_Given exercise_: Copy each line containing the word "back" from the records that follow, please.

════════

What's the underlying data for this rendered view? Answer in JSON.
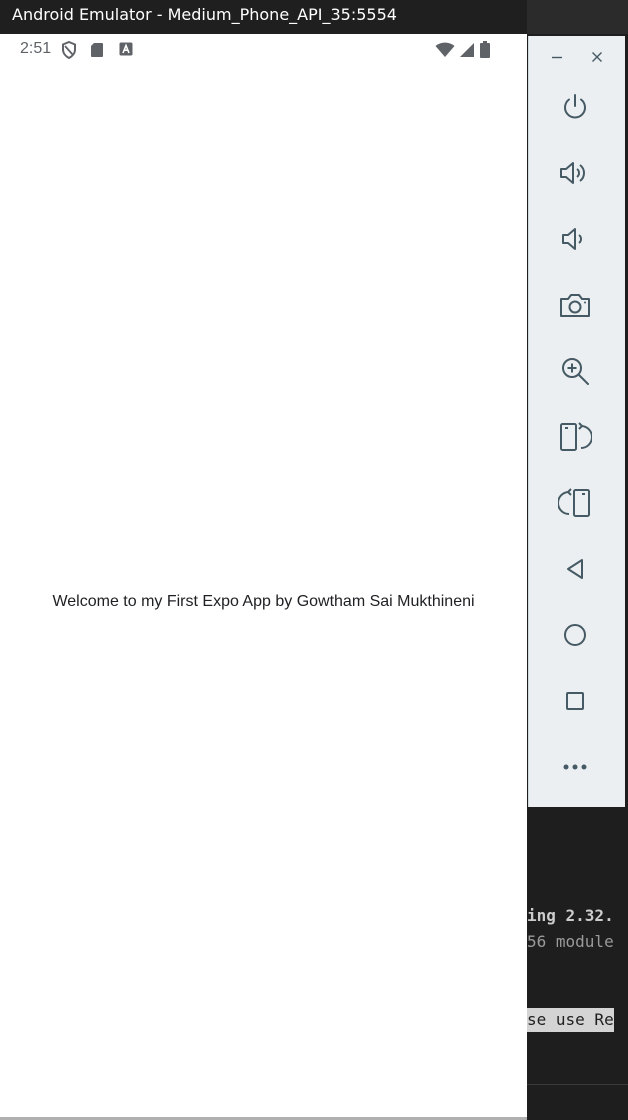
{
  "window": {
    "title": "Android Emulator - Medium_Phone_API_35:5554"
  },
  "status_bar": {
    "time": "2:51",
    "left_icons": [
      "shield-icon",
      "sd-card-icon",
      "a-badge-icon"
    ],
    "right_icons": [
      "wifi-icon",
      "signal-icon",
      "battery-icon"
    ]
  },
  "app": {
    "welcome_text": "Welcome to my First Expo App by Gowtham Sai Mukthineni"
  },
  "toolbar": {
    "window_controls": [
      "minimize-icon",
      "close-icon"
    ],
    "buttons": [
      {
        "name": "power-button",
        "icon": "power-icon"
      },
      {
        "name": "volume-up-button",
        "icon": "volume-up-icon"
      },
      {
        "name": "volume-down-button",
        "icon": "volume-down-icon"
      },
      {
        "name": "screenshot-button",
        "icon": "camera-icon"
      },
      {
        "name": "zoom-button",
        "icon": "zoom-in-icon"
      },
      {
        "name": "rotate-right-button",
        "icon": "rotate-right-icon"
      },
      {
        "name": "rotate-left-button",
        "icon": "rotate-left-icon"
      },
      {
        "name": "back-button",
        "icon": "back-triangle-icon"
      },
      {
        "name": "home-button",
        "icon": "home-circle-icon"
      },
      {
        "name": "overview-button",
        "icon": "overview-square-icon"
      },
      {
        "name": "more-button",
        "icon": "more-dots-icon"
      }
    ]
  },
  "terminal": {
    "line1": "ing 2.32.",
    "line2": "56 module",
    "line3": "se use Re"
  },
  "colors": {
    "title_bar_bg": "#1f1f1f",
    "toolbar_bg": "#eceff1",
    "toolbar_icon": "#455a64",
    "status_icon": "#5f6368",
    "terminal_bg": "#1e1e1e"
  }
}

════════

_Solved problem_:
        "name": "back-button",
        "icon": "back-triangle-icon"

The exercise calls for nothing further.